__Exercise brief__.
Collect every line that includes the string "SO₄²".
......
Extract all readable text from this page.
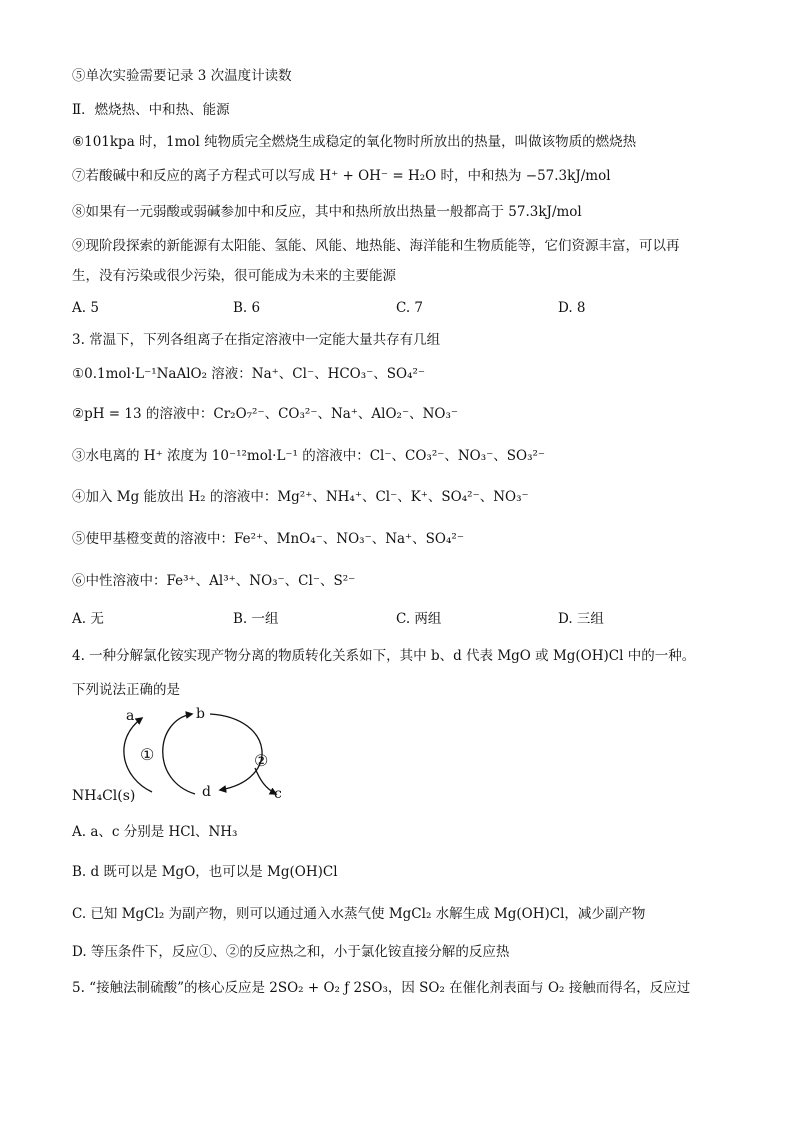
⑤单次实验需要记录 3 次温度计读数
Ⅱ．燃烧热、中和热、能源
⑥101kpa 时，1mol 纯物质完全燃烧生成稳定的氧化物时所放出的热量，叫做该物质的燃烧热
⑦若酸碱中和反应的离子方程式可以写成 H⁺ + OH⁻ = H₂O 时，中和热为 −57.3kJ/mol
⑧如果有一元弱酸或弱碱参加中和反应，其中和热所放出热量一般都高于 57.3kJ/mol
⑨现阶段探索的新能源有太阳能、氢能、风能、地热能、海洋能和生物质能等，它们资源丰富，可以再
生，没有污染或很少污染，很可能成为未来的主要能源
A. 5	B. 6	C. 7	D. 8
3. 常温下，下列各组离子在指定溶液中一定能大量共存有几组
①0.1mol·L⁻¹NaAlO₂ 溶液：Na⁺、Cl⁻、HCO₃⁻、SO₄²⁻
②pH = 13 的溶液中：Cr₂O₇²⁻、CO₃²⁻、Na⁺、AlO₂⁻、NO₃⁻
③水电离的 H⁺ 浓度为 10⁻¹²mol·L⁻¹ 的溶液中：Cl⁻、CO₃²⁻、NO₃⁻、SO₃²⁻
④加入 Mg 能放出 H₂ 的溶液中：Mg²⁺、NH₄⁺、Cl⁻、K⁺、SO₄²⁻、NO₃⁻
⑤使甲基橙变黄的溶液中：Fe²⁺、MnO₄⁻、NO₃⁻、Na⁺、SO₄²⁻
⑥中性溶液中：Fe³⁺、Al³⁺、NO₃⁻、Cl⁻、S²⁻
A. 无	B. 一组	C. 两组	D. 三组
4. 一种分解氯化铵实现产物分离的物质转化关系如下，其中 b、d 代表 MgO 或 Mg(OH)Cl 中的一种。
下列说法正确的是
a	b
①	②
d	c
NH₄Cl(s)
A. a、c 分别是 HCl、NH₃
B. d 既可以是 MgO，也可以是 Mg(OH)Cl
C. 已知 MgCl₂ 为副产物，则可以通过通入水蒸气使 MgCl₂ 水解生成 Mg(OH)Cl，减少副产物
D. 等压条件下，反应①、②的反应热之和，小于氯化铵直接分解的反应热
5. “接触法制硫酸”的核心反应是 2SO₂ + O₂ ƒ 2SO₃，因 SO₂ 在催化剂表面与 O₂ 接触而得名，反应过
......
__Solution__.
①0.1mol·L⁻¹NaAlO₂ 溶液：Na⁺、Cl⁻、HCO₃⁻、SO₄²⁻
④加入 Mg 能放出 H₂ 的溶液中：Mg²⁺、NH₄⁺、Cl⁻、K⁺、SO₄²⁻、NO₃⁻
⑤使甲基橙变黄的溶液中：Fe²⁺、MnO₄⁻、NO₃⁻、Na⁺、SO₄²⁻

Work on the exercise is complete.